## [WORK REQUIRED]
Please give the data below again in full, exactly as it stands.

━━━━━━━━━━━━━━━━━━━━━━━━━━━━━━

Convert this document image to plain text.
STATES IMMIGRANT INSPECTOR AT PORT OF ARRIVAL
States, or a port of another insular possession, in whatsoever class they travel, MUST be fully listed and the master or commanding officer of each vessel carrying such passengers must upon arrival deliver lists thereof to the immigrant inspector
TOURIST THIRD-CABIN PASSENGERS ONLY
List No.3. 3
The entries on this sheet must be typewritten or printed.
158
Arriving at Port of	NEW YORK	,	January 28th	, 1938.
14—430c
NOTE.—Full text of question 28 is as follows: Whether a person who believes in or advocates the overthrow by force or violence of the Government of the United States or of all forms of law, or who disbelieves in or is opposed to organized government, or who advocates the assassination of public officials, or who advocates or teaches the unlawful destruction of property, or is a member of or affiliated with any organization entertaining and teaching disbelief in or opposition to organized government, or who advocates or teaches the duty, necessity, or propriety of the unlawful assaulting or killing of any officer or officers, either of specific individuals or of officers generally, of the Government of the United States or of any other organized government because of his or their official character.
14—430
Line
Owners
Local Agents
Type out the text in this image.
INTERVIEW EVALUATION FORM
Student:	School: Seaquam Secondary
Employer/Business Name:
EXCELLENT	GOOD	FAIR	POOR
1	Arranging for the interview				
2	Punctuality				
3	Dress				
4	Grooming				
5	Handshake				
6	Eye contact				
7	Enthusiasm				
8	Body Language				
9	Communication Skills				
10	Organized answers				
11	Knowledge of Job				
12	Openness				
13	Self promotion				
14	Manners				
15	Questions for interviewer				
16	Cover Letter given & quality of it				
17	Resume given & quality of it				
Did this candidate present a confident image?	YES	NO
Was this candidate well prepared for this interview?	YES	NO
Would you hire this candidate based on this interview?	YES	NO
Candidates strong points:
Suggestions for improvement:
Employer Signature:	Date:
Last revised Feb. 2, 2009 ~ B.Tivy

━━━━━━━━━━━━━━━━━━━━━━━━━━━━━━

## [FINAL RESULT]
Convert this document image to plain text.
STATES IMMIGRANT INSPECTOR AT PORT OF ARRIVAL
States, or a port of another insular possession, in whatsoever class they travel, MUST be fully listed and the master or commanding officer of each vessel carrying such passengers must upon arrival deliver lists thereof to the immigrant inspector
TOURIST THIRD-CABIN PASSENGERS ONLY
List No.3. 3
The entries on this sheet must be typewritten or printed.
158
Arriving at Port of	NEW YORK	,	January 28th	, 1938.
14—430c
NOTE.—Full text of question 28 is as follows: Whether a person who believes in or advocates the overthrow by force or violence of the Government of the United States or of all forms of law, or who disbelieves in or is opposed to organized government, or who advocates the assassination of public officials, or who advocates or teaches the unlawful destruction of property, or is a member of or affiliated with any organization entertaining and teaching disbelief in or opposition to organized government, or who advocates or teaches the duty, necessity, or propriety of the unlawful assaulting or killing of any officer or officers, either of specific individuals or of officers generally, of the Government of the United States or of any other organized government because of his or their official character.
14—430
Line
Owners
Local Agents
Type out the text in this image.
INTERVIEW EVALUATION FORM
Student:	School: Seaquam Secondary
Employer/Business Name:
EXCELLENT	GOOD	FAIR	POOR
1	Arranging for the interview				
2	Punctuality				
3	Dress				
4	Grooming				
5	Handshake				
6	Eye contact				
7	Enthusiasm				
8	Body Language				
9	Communication Skills				
10	Organized answers				
11	Knowledge of Job				
12	Openness				
13	Self promotion				
14	Manners				
15	Questions for interviewer				
16	Cover Letter given & quality of it				
17	Resume given & quality of it				
Did this candidate present a confident image?	YES	NO
Was this candidate well prepared for this interview?	YES	NO
Would you hire this candidate based on this interview?	YES	NO
Candidates strong points:
Suggestions for improvement:
Employer Signature:	Date:
Last revised Feb. 2, 2009 ~ B.Tivy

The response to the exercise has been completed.